(EXTRACTED ENTRIES):
-- start --
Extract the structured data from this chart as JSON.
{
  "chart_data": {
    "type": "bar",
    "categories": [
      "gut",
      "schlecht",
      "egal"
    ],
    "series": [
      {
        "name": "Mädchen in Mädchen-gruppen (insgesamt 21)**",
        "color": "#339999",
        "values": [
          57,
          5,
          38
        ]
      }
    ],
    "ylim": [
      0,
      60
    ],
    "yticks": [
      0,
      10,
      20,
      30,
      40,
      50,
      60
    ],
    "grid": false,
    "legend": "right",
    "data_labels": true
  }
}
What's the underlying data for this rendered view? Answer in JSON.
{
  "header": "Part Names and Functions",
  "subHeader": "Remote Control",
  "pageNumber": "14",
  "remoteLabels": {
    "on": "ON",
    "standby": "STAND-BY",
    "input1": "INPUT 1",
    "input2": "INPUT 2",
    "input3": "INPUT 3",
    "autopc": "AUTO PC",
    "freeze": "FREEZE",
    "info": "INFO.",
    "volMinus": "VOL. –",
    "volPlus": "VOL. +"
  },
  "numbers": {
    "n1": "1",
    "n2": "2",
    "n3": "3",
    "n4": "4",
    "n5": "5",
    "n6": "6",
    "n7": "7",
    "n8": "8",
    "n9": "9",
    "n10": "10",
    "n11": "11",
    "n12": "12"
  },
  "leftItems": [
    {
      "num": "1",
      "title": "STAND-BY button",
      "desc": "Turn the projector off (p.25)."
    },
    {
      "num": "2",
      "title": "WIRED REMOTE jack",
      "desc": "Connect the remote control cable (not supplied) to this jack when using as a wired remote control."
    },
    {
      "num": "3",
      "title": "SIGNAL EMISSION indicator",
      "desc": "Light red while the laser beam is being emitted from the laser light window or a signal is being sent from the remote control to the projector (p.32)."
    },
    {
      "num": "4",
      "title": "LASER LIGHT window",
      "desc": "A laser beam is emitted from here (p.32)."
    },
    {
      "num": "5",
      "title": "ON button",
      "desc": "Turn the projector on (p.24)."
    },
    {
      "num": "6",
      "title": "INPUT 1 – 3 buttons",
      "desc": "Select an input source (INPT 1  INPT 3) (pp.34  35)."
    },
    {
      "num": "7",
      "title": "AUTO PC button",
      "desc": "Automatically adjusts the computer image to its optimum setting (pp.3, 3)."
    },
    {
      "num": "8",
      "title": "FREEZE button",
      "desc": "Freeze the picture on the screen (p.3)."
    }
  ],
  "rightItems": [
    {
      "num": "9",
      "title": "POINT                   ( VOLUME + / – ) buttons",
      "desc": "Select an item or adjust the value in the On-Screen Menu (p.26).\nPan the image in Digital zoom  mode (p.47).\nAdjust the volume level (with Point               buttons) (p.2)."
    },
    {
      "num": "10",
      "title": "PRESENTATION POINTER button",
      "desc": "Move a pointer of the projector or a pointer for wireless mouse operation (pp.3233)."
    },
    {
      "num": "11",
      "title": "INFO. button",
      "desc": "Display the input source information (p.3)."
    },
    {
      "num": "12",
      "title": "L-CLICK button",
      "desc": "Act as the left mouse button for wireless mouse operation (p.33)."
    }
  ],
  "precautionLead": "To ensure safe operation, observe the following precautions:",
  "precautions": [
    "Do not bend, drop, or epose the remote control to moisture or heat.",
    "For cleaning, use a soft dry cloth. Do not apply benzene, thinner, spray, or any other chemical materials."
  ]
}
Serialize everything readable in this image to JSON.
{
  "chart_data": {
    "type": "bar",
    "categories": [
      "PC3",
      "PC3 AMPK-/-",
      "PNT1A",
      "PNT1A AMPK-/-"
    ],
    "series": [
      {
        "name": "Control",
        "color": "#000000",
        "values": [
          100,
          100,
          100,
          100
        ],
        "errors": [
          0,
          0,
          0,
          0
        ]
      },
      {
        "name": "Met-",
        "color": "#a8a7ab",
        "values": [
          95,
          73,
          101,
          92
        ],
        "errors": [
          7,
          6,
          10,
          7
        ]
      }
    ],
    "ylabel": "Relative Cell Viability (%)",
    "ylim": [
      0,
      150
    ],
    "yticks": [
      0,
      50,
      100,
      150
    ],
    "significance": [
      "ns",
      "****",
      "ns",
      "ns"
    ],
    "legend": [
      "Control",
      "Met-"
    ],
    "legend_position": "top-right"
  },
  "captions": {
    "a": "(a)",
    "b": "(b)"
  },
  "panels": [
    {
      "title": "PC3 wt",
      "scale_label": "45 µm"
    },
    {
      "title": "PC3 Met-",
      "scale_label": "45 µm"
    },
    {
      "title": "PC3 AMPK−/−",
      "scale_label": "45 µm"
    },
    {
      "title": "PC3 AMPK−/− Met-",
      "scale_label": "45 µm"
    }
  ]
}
-- end --
(GOAL OF THE EXERCISE): Copy all lines of the material above where the string "operation" occurs.

(RESPONSE TO THIS EXERCISE):
      "desc": "Move a pointer of the projector or a pointer for wireless mouse operation (pp.3233)."
      "desc": "Act as the left mouse button for wireless mouse operation (p.33)."
  "precautionLead": "To ensure safe operation, observe the following precautions:",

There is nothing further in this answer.